** BRIEF **
Every record must appear in your copy exactly as written, with no pictures.

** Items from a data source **
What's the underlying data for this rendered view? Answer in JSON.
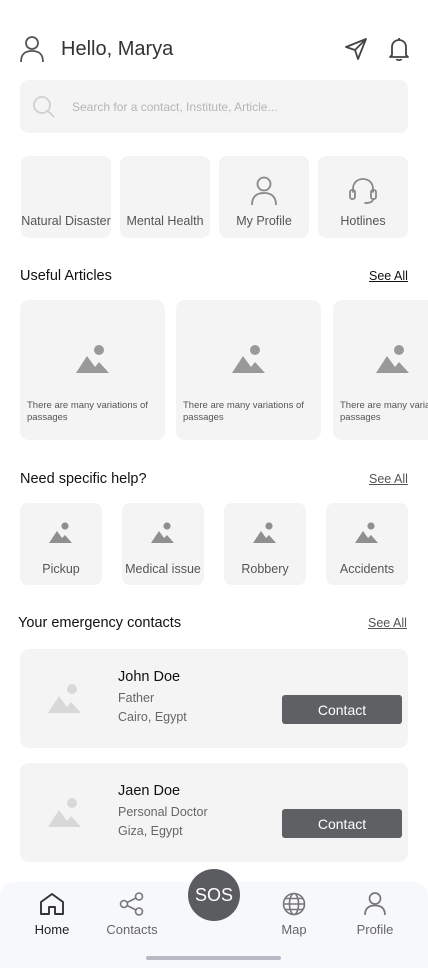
{
  "header": {
    "greeting": "Hello, Marya"
  },
  "search": {
    "placeholder": "Search for a contact, Institute, Article..."
  },
  "quick_actions": [
    {
      "label": "Natural Disaster",
      "icon": "none"
    },
    {
      "label": "Mental Health",
      "icon": "none"
    },
    {
      "label": "My Profile",
      "icon": "user-icon"
    },
    {
      "label": "Hotlines",
      "icon": "headset-icon"
    }
  ],
  "articles_section": {
    "title": "Useful Articles",
    "see_all": "See All"
  },
  "articles": [
    {
      "text": "There are many variations of passages"
    },
    {
      "text": "There are many variations of passages"
    },
    {
      "text": "There are many variations of passages"
    }
  ],
  "help_section": {
    "title": "Need specific help?",
    "see_all": "See All"
  },
  "help_items": [
    {
      "label": "Pickup"
    },
    {
      "label": "Medical issue"
    },
    {
      "label": "Robbery"
    },
    {
      "label": "Accidents"
    }
  ],
  "contacts_section": {
    "title": "Your emergency contacts",
    "see_all": "See All"
  },
  "contacts": [
    {
      "name": "John Doe",
      "role": "Father",
      "location": "Cairo, Egypt",
      "button": "Contact"
    },
    {
      "name": "Jaen Doe",
      "role": "Personal Doctor",
      "location": "Giza, Egypt",
      "button": "Contact"
    }
  ],
  "nav": {
    "sos": "SOS",
    "items": [
      {
        "label": "Home",
        "icon": "home-icon",
        "active": true
      },
      {
        "label": "Contacts",
        "icon": "share-icon",
        "active": false
      },
      {
        "label": "Map",
        "icon": "globe-icon",
        "active": false
      },
      {
        "label": "Profile",
        "icon": "user-icon",
        "active": false
      }
    ]
  },
  "colors": {
    "card_bg": "#f4f4f4",
    "button": "#5f6063",
    "sos": "#5b5c60",
    "nav_bg": "#f7f8fc"
  }
}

** THE ANSWER **
What's the underlying data for this rendered view? Answer in JSON.
{
  "header": {
    "greeting": "Hello, Marya"
  },
  "search": {
    "placeholder": "Search for a contact, Institute, Article..."
  },
  "quick_actions": [
    {
      "label": "Natural Disaster",
      "icon": "none"
    },
    {
      "label": "Mental Health",
      "icon": "none"
    },
    {
      "label": "My Profile",
      "icon": "user-icon"
    },
    {
      "label": "Hotlines",
      "icon": "headset-icon"
    }
  ],
  "articles_section": {
    "title": "Useful Articles",
    "see_all": "See All"
  },
  "articles": [
    {
      "text": "There are many variations of passages"
    },
    {
      "text": "There are many variations of passages"
    },
    {
      "text": "There are many variations of passages"
    }
  ],
  "help_section": {
    "title": "Need specific help?",
    "see_all": "See All"
  },
  "help_items": [
    {
      "label": "Pickup"
    },
    {
      "label": "Medical issue"
    },
    {
      "label": "Robbery"
    },
    {
      "label": "Accidents"
    }
  ],
  "contacts_section": {
    "title": "Your emergency contacts",
    "see_all": "See All"
  },
  "contacts": [
    {
      "name": "John Doe",
      "role": "Father",
      "location": "Cairo, Egypt",
      "button": "Contact"
    },
    {
      "name": "Jaen Doe",
      "role": "Personal Doctor",
      "location": "Giza, Egypt",
      "button": "Contact"
    }
  ],
  "nav": {
    "sos": "SOS",
    "items": [
      {
        "label": "Home",
        "icon": "home-icon",
        "active": true
      },
      {
        "label": "Contacts",
        "icon": "share-icon",
        "active": false
      },
      {
        "label": "Map",
        "icon": "globe-icon",
        "active": false
      },
      {
        "label": "Profile",
        "icon": "user-icon",
        "active": false
      }
    ]
  },
  "colors": {
    "card_bg": "#f4f4f4",
    "button": "#5f6063",
    "sos": "#5b5c60",
    "nav_bg": "#f7f8fc"
  }
}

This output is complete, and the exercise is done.